## Task brief
Retype every entry in its entirety, without alteration.

## Data listing
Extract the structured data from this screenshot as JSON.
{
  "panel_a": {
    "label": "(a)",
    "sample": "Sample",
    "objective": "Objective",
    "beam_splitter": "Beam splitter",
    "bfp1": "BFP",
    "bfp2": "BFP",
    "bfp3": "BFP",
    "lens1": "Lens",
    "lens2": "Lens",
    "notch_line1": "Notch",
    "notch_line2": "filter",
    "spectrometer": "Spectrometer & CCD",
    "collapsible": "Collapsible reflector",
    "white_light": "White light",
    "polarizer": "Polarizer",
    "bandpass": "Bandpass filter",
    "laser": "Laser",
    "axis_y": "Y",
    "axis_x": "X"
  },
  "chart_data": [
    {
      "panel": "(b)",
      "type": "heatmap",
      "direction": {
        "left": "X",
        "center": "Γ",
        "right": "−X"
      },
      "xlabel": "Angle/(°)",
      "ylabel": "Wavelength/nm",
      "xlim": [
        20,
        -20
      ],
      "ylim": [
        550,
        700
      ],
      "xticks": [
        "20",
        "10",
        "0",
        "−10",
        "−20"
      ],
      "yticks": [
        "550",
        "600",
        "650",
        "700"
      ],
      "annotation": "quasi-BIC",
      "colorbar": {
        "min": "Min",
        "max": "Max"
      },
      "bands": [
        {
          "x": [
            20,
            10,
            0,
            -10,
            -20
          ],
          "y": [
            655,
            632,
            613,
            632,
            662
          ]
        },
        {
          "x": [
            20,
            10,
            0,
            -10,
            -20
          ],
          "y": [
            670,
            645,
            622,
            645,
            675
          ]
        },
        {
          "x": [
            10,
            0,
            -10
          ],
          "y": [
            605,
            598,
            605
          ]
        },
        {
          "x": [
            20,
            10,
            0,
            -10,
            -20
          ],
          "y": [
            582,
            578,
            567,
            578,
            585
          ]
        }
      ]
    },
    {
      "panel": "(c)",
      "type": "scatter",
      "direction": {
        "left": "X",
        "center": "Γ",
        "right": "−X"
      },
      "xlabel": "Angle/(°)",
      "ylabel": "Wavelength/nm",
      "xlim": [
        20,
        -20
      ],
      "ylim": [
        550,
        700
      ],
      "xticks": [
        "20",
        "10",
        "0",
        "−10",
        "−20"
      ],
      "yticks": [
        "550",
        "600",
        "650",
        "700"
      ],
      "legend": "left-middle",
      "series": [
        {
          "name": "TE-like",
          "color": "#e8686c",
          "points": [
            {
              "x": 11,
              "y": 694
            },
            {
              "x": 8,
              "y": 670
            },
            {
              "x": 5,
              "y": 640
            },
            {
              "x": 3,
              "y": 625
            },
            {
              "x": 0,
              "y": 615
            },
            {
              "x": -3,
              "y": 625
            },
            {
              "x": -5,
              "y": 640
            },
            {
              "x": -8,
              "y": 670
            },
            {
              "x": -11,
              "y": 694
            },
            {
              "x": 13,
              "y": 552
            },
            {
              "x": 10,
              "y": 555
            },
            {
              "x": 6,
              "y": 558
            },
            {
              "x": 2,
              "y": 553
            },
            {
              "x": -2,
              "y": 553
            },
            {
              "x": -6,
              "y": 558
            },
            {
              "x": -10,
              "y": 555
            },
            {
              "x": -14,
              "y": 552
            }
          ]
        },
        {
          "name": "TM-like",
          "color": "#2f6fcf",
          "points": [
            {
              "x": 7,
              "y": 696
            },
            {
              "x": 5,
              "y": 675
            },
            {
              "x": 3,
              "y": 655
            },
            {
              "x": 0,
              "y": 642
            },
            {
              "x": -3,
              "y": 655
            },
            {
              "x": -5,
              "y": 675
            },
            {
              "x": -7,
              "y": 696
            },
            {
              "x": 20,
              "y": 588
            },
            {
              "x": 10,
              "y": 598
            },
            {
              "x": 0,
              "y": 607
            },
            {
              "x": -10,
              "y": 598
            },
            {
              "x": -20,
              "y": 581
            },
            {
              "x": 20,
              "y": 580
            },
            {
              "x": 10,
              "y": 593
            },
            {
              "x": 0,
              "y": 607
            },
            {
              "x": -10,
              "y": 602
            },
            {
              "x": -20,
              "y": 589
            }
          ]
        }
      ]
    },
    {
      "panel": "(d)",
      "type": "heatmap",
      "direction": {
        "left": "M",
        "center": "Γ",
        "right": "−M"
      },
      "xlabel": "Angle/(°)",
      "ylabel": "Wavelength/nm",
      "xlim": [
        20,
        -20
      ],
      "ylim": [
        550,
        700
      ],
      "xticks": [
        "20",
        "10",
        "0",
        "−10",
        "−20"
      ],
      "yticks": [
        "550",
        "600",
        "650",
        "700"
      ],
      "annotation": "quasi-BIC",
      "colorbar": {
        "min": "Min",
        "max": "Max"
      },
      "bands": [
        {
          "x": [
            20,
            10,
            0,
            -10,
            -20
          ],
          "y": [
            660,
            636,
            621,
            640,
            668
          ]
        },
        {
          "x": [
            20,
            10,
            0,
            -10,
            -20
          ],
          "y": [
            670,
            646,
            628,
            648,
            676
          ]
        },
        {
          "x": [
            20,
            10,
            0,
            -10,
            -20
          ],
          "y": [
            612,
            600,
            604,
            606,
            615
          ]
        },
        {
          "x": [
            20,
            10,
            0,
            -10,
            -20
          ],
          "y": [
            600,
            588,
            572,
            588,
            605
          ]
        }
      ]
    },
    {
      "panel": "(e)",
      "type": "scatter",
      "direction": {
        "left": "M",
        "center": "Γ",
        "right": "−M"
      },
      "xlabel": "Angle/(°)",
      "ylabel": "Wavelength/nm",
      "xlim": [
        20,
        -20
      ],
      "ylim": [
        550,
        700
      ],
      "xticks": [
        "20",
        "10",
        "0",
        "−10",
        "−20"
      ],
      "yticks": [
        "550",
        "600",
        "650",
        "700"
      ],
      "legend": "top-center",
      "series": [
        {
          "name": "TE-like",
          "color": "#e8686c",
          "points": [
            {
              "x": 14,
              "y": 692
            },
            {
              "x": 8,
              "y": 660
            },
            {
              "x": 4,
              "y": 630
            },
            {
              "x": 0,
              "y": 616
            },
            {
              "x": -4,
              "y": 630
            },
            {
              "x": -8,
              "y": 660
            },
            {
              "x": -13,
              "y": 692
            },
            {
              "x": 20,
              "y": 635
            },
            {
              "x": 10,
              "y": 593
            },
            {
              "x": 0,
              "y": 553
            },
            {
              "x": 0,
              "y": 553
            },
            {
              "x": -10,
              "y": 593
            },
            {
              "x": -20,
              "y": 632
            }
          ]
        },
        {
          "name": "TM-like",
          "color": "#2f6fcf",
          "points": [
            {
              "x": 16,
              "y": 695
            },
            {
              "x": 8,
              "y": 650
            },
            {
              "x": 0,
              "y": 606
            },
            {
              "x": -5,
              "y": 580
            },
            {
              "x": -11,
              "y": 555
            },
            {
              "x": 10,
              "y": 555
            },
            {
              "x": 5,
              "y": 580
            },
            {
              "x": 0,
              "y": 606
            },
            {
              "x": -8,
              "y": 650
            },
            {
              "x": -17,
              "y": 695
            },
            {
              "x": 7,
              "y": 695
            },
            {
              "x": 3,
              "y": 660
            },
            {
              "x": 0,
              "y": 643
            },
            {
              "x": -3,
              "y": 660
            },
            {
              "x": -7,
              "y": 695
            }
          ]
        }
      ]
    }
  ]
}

## Result of this exercise
Extract the structured data from this screenshot as JSON.
{
  "panel_a": {
    "label": "(a)",
    "sample": "Sample",
    "objective": "Objective",
    "beam_splitter": "Beam splitter",
    "bfp1": "BFP",
    "bfp2": "BFP",
    "bfp3": "BFP",
    "lens1": "Lens",
    "lens2": "Lens",
    "notch_line1": "Notch",
    "notch_line2": "filter",
    "spectrometer": "Spectrometer & CCD",
    "collapsible": "Collapsible reflector",
    "white_light": "White light",
    "polarizer": "Polarizer",
    "bandpass": "Bandpass filter",
    "laser": "Laser",
    "axis_y": "Y",
    "axis_x": "X"
  },
  "chart_data": [
    {
      "panel": "(b)",
      "type": "heatmap",
      "direction": {
        "left": "X",
        "center": "Γ",
        "right": "−X"
      },
      "xlabel": "Angle/(°)",
      "ylabel": "Wavelength/nm",
      "xlim": [
        20,
        -20
      ],
      "ylim": [
        550,
        700
      ],
      "xticks": [
        "20",
        "10",
        "0",
        "−10",
        "−20"
      ],
      "yticks": [
        "550",
        "600",
        "650",
        "700"
      ],
      "annotation": "quasi-BIC",
      "colorbar": {
        "min": "Min",
        "max": "Max"
      },
      "bands": [
        {
          "x": [
            20,
            10,
            0,
            -10,
            -20
          ],
          "y": [
            655,
            632,
            613,
            632,
            662
          ]
        },
        {
          "x": [
            20,
            10,
            0,
            -10,
            -20
          ],
          "y": [
            670,
            645,
            622,
            645,
            675
          ]
        },
        {
          "x": [
            10,
            0,
            -10
          ],
          "y": [
            605,
            598,
            605
          ]
        },
        {
          "x": [
            20,
            10,
            0,
            -10,
            -20
          ],
          "y": [
            582,
            578,
            567,
            578,
            585
          ]
        }
      ]
    },
    {
      "panel": "(c)",
      "type": "scatter",
      "direction": {
        "left": "X",
        "center": "Γ",
        "right": "−X"
      },
      "xlabel": "Angle/(°)",
      "ylabel": "Wavelength/nm",
      "xlim": [
        20,
        -20
      ],
      "ylim": [
        550,
        700
      ],
      "xticks": [
        "20",
        "10",
        "0",
        "−10",
        "−20"
      ],
      "yticks": [
        "550",
        "600",
        "650",
        "700"
      ],
      "legend": "left-middle",
      "series": [
        {
          "name": "TE-like",
          "color": "#e8686c",
          "points": [
            {
              "x": 11,
              "y": 694
            },
            {
              "x": 8,
              "y": 670
            },
            {
              "x": 5,
              "y": 640
            },
            {
              "x": 3,
              "y": 625
            },
            {
              "x": 0,
              "y": 615
            },
            {
              "x": -3,
              "y": 625
            },
            {
              "x": -5,
              "y": 640
            },
            {
              "x": -8,
              "y": 670
            },
            {
              "x": -11,
              "y": 694
            },
            {
              "x": 13,
              "y": 552
            },
            {
              "x": 10,
              "y": 555
            },
            {
              "x": 6,
              "y": 558
            },
            {
              "x": 2,
              "y": 553
            },
            {
              "x": -2,
              "y": 553
            },
            {
              "x": -6,
              "y": 558
            },
            {
              "x": -10,
              "y": 555
            },
            {
              "x": -14,
              "y": 552
            }
          ]
        },
        {
          "name": "TM-like",
          "color": "#2f6fcf",
          "points": [
            {
              "x": 7,
              "y": 696
            },
            {
              "x": 5,
              "y": 675
            },
            {
              "x": 3,
              "y": 655
            },
            {
              "x": 0,
              "y": 642
            },
            {
              "x": -3,
              "y": 655
            },
            {
              "x": -5,
              "y": 675
            },
            {
              "x": -7,
              "y": 696
            },
            {
              "x": 20,
              "y": 588
            },
            {
              "x": 10,
              "y": 598
            },
            {
              "x": 0,
              "y": 607
            },
            {
              "x": -10,
              "y": 598
            },
            {
              "x": -20,
              "y": 581
            },
            {
              "x": 20,
              "y": 580
            },
            {
              "x": 10,
              "y": 593
            },
            {
              "x": 0,
              "y": 607
            },
            {
              "x": -10,
              "y": 602
            },
            {
              "x": -20,
              "y": 589
            }
          ]
        }
      ]
    },
    {
      "panel": "(d)",
      "type": "heatmap",
      "direction": {
        "left": "M",
        "center": "Γ",
        "right": "−M"
      },
      "xlabel": "Angle/(°)",
      "ylabel": "Wavelength/nm",
      "xlim": [
        20,
        -20
      ],
      "ylim": [
        550,
        700
      ],
      "xticks": [
        "20",
        "10",
        "0",
        "−10",
        "−20"
      ],
      "yticks": [
        "550",
        "600",
        "650",
        "700"
      ],
      "annotation": "quasi-BIC",
      "colorbar": {
        "min": "Min",
        "max": "Max"
      },
      "bands": [
        {
          "x": [
            20,
            10,
            0,
            -10,
            -20
          ],
          "y": [
            660,
            636,
            621,
            640,
            668
          ]
        },
        {
          "x": [
            20,
            10,
            0,
            -10,
            -20
          ],
          "y": [
            670,
            646,
            628,
            648,
            676
          ]
        },
        {
          "x": [
            20,
            10,
            0,
            -10,
            -20
          ],
          "y": [
            612,
            600,
            604,
            606,
            615
          ]
        },
        {
          "x": [
            20,
            10,
            0,
            -10,
            -20
          ],
          "y": [
            600,
            588,
            572,
            588,
            605
          ]
        }
      ]
    },
    {
      "panel": "(e)",
      "type": "scatter",
      "direction": {
        "left": "M",
        "center": "Γ",
        "right": "−M"
      },
      "xlabel": "Angle/(°)",
      "ylabel": "Wavelength/nm",
      "xlim": [
        20,
        -20
      ],
      "ylim": [
        550,
        700
      ],
      "xticks": [
        "20",
        "10",
        "0",
        "−10",
        "−20"
      ],
      "yticks": [
        "550",
        "600",
        "650",
        "700"
      ],
      "legend": "top-center",
      "series": [
        {
          "name": "TE-like",
          "color": "#e8686c",
          "points": [
            {
              "x": 14,
              "y": 692
            },
            {
              "x": 8,
              "y": 660
            },
            {
              "x": 4,
              "y": 630
            },
            {
              "x": 0,
              "y": 616
            },
            {
              "x": -4,
              "y": 630
            },
            {
              "x": -8,
              "y": 660
            },
            {
              "x": -13,
              "y": 692
            },
            {
              "x": 20,
              "y": 635
            },
            {
              "x": 10,
              "y": 593
            },
            {
              "x": 0,
              "y": 553
            },
            {
              "x": 0,
              "y": 553
            },
            {
              "x": -10,
              "y": 593
            },
            {
              "x": -20,
              "y": 632
            }
          ]
        },
        {
          "name": "TM-like",
          "color": "#2f6fcf",
          "points": [
            {
              "x": 16,
              "y": 695
            },
            {
              "x": 8,
              "y": 650
            },
            {
              "x": 0,
              "y": 606
            },
            {
              "x": -5,
              "y": 580
            },
            {
              "x": -11,
              "y": 555
            },
            {
              "x": 10,
              "y": 555
            },
            {
              "x": 5,
              "y": 580
            },
            {
              "x": 0,
              "y": 606
            },
            {
              "x": -8,
              "y": 650
            },
            {
              "x": -17,
              "y": 695
            },
            {
              "x": 7,
              "y": 695
            },
            {
              "x": 3,
              "y": 660
            },
            {
              "x": 0,
              "y": 643
            },
            {
              "x": -3,
              "y": 660
            },
            {
              "x": -7,
              "y": 695
            }
          ]
        }
      ]
    }
  ]
}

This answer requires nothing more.